§ **Excerpted records**:
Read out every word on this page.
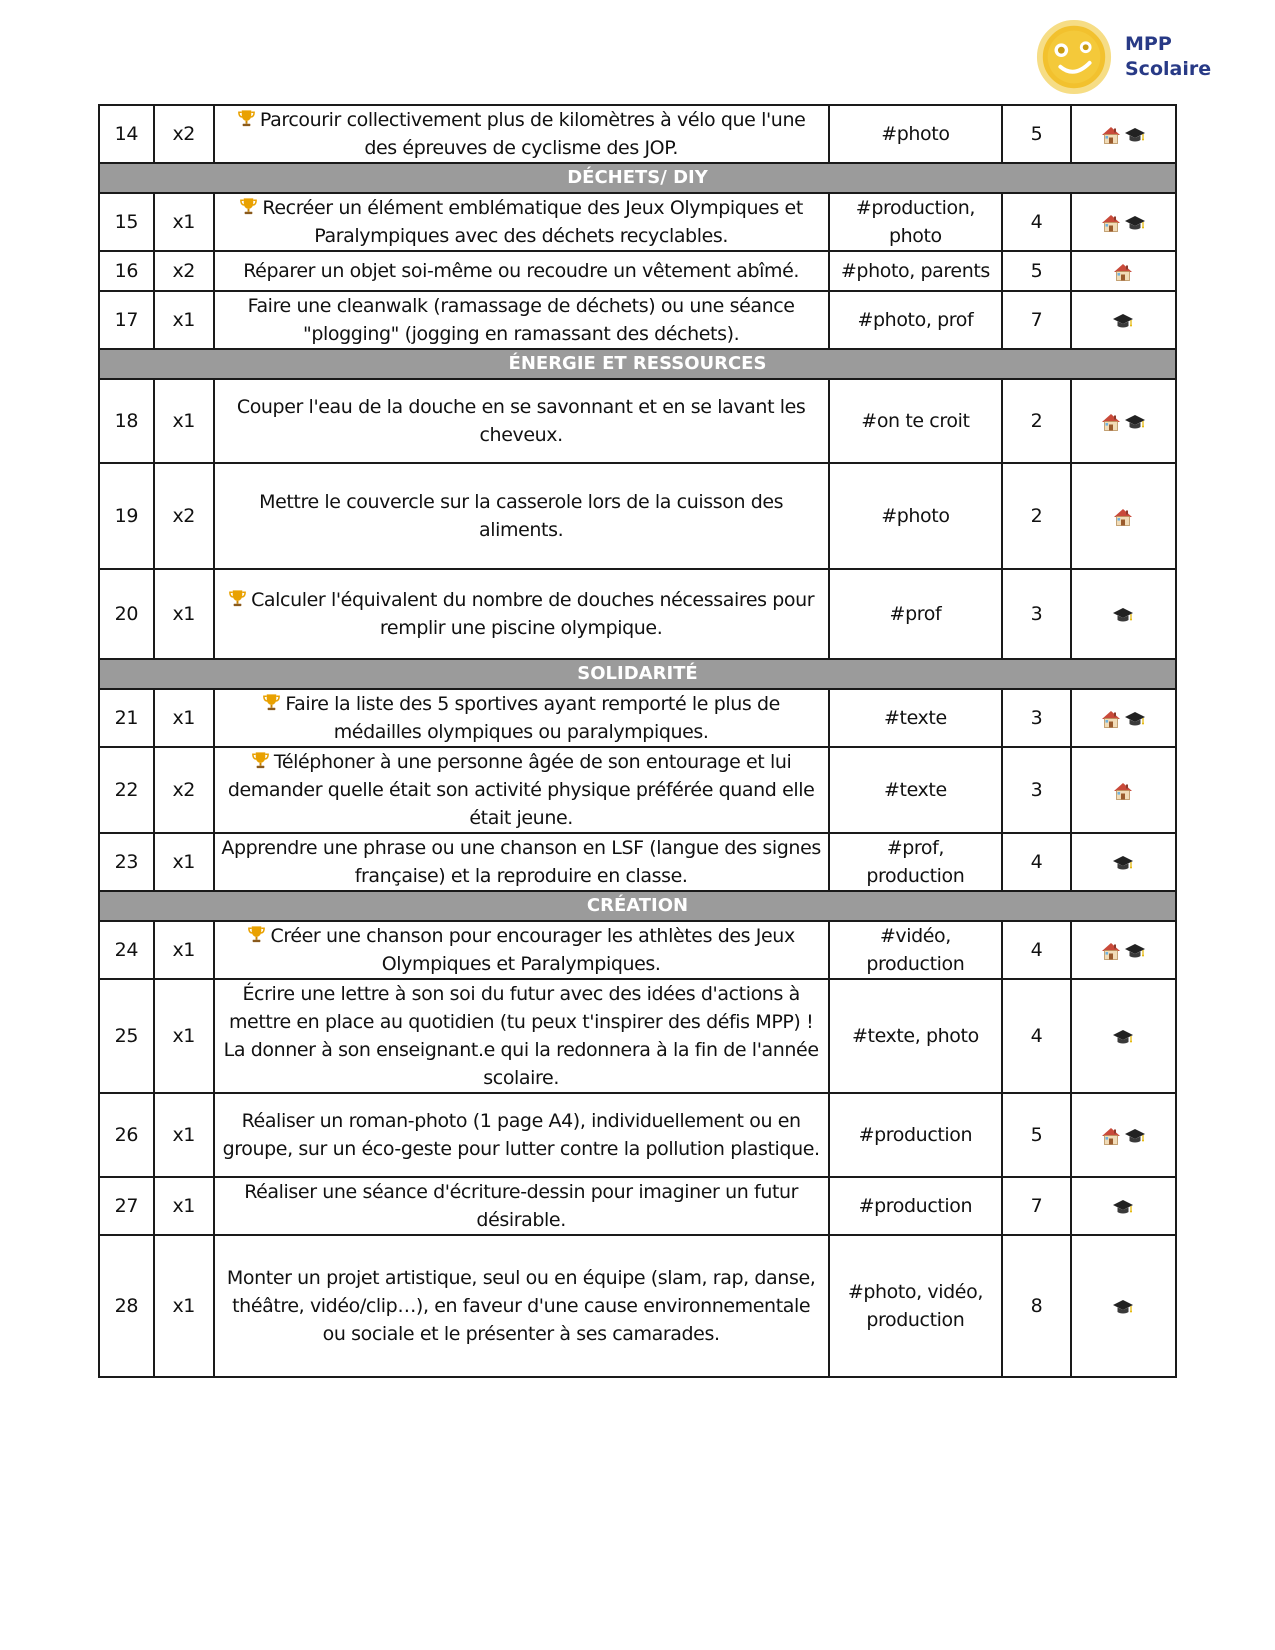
MPP
Scolaire
14	x2	Parcourir collectivement plus de kilomètres à vélo que l'une des épreuves de cyclisme des JOP.	#photo	5	
DÉCHETS/ DIY					
15	x1	Recréer un élément emblématique des Jeux Olympiques et Paralympiques avec des déchets recyclables.	#production, photo	4	
16	x2	Réparer un objet soi-même ou recoudre un vêtement abîmé.	#photo, parents	5	
17	x1	Faire une cleanwalk (ramassage de déchets) ou une séance "plogging" (jogging en ramassant des déchets).	#photo, prof	7	
ÉNERGIE ET RESSOURCES					
18	x1	Couper l'eau de la douche en se savonnant et en se lavant les cheveux.	#on te croit	2	
19	x2	Mettre le couvercle sur la casserole lors de la cuisson des aliments.	#photo	2	
20	x1	Calculer l'équivalent du nombre de douches nécessaires pour remplir une piscine olympique.	#prof	3	
SOLIDARITÉ					
21	x1	Faire la liste des 5 sportives ayant remporté le plus de médailles olympiques ou paralympiques.	#texte	3	
22	x2	Téléphoner à une personne âgée de son entourage et lui demander quelle était son activité physique préférée quand elle était jeune.	#texte	3	
23	x1	Apprendre une phrase ou une chanson en LSF (langue des signes française) et la reproduire en classe.	#prof, production	4	
CRÉATION					
24	x1	Créer une chanson pour encourager les athlètes des Jeux Olympiques et Paralympiques.	#vidéo, production	4	
25	x1	Écrire une lettre à son soi du futur avec des idées d'actions à mettre en place au quotidien (tu peux t'inspirer des défis MPP) ! La donner à son enseignant.e qui la redonnera à la fin de l'année scolaire.	#texte, photo	4	
26	x1	Réaliser un roman-photo (1 page A4), individuellement ou en groupe, sur un éco-geste pour lutter contre la pollution plastique.	#production	5	
27	x1	Réaliser une séance d'écriture-dessin pour imaginer un futur désirable.	#production	7	
28	x1	Monter un projet artistique, seul ou en équipe (slam, rap, danse, théâtre, vidéo/clip…), en faveur d'une cause environnementale ou sociale et le présenter à ses camarades.	#photo, vidéo, production	8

§ **Set exercise**: Without the pictures, return the entries exactly as they appear.

§ **Result below**:
Read out every word on this page.
MPP
Scolaire
14	x2	Parcourir collectivement plus de kilomètres à vélo que l'une des épreuves de cyclisme des JOP.	#photo	5	
DÉCHETS/ DIY					
15	x1	Recréer un élément emblématique des Jeux Olympiques et Paralympiques avec des déchets recyclables.	#production, photo	4	
16	x2	Réparer un objet soi-même ou recoudre un vêtement abîmé.	#photo, parents	5	
17	x1	Faire une cleanwalk (ramassage de déchets) ou une séance "plogging" (jogging en ramassant des déchets).	#photo, prof	7	
ÉNERGIE ET RESSOURCES					
18	x1	Couper l'eau de la douche en se savonnant et en se lavant les cheveux.	#on te croit	2	
19	x2	Mettre le couvercle sur la casserole lors de la cuisson des aliments.	#photo	2	
20	x1	Calculer l'équivalent du nombre de douches nécessaires pour remplir une piscine olympique.	#prof	3	
SOLIDARITÉ					
21	x1	Faire la liste des 5 sportives ayant remporté le plus de médailles olympiques ou paralympiques.	#texte	3	
22	x2	Téléphoner à une personne âgée de son entourage et lui demander quelle était son activité physique préférée quand elle était jeune.	#texte	3	
23	x1	Apprendre une phrase ou une chanson en LSF (langue des signes française) et la reproduire en classe.	#prof, production	4	
CRÉATION					
24	x1	Créer une chanson pour encourager les athlètes des Jeux Olympiques et Paralympiques.	#vidéo, production	4	
25	x1	Écrire une lettre à son soi du futur avec des idées d'actions à mettre en place au quotidien (tu peux t'inspirer des défis MPP) ! La donner à son enseignant.e qui la redonnera à la fin de l'année scolaire.	#texte, photo	4	
26	x1	Réaliser un roman-photo (1 page A4), individuellement ou en groupe, sur un éco-geste pour lutter contre la pollution plastique.	#production	5	
27	x1	Réaliser une séance d'écriture-dessin pour imaginer un futur désirable.	#production	7	
28	x1	Monter un projet artistique, seul ou en équipe (slam, rap, danse, théâtre, vidéo/clip…), en faveur d'une cause environnementale ou sociale et le présenter à ses camarades.	#photo, vidéo, production	8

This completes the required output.